* Dataset rows about figures:

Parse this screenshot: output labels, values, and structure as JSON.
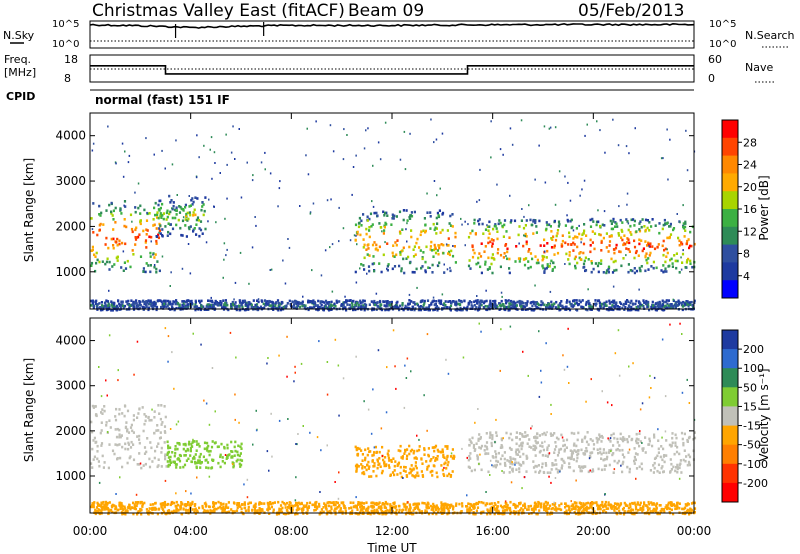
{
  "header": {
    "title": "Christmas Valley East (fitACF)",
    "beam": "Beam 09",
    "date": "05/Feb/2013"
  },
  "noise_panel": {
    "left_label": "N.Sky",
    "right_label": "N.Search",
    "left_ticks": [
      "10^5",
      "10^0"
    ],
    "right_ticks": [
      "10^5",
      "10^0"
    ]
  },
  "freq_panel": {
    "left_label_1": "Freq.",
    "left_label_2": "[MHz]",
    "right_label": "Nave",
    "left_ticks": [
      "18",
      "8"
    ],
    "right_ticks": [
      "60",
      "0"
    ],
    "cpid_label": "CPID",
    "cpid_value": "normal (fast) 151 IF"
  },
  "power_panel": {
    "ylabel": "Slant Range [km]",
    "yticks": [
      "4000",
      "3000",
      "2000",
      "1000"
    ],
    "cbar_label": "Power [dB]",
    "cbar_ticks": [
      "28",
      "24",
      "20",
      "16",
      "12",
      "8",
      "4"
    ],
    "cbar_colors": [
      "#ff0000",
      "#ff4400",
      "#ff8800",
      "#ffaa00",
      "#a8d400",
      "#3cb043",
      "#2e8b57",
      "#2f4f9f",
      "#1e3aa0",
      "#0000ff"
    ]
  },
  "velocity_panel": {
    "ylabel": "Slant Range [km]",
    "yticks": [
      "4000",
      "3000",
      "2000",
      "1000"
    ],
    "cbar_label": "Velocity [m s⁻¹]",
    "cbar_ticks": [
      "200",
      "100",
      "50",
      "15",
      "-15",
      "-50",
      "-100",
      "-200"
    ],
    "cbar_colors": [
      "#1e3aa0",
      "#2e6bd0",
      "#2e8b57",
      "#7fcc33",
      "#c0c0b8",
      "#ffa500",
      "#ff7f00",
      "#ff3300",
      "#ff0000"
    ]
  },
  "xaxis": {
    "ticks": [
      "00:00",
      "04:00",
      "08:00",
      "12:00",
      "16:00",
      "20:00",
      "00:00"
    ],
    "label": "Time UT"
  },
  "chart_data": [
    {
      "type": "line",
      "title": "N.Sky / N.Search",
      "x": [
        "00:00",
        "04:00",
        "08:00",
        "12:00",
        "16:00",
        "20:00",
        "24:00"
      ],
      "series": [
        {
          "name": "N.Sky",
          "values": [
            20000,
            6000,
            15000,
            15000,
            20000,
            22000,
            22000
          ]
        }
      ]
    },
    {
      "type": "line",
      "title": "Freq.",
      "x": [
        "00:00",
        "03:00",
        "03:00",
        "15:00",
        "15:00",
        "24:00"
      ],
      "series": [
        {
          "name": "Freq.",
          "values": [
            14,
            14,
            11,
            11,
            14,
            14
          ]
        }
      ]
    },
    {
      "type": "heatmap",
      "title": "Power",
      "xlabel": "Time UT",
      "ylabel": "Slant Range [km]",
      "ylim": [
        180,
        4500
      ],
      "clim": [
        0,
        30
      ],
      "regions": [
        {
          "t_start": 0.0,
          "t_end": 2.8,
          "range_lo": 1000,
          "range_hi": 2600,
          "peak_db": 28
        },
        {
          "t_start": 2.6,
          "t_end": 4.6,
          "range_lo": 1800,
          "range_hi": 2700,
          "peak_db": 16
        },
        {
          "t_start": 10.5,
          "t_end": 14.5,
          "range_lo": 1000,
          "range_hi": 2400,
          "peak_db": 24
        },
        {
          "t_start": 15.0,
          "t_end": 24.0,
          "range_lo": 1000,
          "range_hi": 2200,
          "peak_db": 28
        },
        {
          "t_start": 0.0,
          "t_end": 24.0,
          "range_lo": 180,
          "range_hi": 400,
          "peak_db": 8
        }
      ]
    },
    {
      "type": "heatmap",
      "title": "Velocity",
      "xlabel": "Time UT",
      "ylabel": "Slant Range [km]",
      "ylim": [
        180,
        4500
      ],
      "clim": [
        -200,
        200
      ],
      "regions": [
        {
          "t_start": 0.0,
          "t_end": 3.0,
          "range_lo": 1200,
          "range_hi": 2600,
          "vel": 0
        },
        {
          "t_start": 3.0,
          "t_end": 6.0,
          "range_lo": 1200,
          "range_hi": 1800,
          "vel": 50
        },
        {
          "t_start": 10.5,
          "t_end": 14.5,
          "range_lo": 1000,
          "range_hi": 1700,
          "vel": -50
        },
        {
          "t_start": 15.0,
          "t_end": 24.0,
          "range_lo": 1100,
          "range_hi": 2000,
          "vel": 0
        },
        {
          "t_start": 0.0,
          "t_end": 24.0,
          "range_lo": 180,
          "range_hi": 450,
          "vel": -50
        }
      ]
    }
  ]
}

--

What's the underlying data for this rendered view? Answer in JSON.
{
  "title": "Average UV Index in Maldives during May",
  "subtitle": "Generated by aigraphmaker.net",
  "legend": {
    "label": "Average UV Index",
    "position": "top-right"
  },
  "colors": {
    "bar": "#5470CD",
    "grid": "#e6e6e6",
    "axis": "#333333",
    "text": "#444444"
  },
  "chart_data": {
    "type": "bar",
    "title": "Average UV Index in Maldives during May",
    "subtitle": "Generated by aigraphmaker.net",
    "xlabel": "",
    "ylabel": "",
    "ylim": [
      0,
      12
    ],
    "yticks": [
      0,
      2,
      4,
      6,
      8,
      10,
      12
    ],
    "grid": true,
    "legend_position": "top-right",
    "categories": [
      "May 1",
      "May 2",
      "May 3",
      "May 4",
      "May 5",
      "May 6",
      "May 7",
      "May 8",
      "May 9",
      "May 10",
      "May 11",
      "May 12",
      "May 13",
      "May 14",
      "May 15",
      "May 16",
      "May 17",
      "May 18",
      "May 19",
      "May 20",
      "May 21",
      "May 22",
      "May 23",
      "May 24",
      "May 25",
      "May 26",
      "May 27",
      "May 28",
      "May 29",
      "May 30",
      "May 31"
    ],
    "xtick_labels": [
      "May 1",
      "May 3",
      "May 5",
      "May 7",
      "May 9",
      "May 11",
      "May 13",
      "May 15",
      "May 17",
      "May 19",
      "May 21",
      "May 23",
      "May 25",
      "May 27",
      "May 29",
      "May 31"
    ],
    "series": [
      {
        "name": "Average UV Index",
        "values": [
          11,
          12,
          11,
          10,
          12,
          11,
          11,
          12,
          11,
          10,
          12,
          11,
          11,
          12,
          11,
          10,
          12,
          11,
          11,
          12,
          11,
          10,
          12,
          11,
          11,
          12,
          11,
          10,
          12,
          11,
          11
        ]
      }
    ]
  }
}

* YOUR GOAL: Filter for "Search". Return all lines that hold it.

* RESPONSE:
    "right_label": "N.Search",
      "title": "N.Sky / N.Search",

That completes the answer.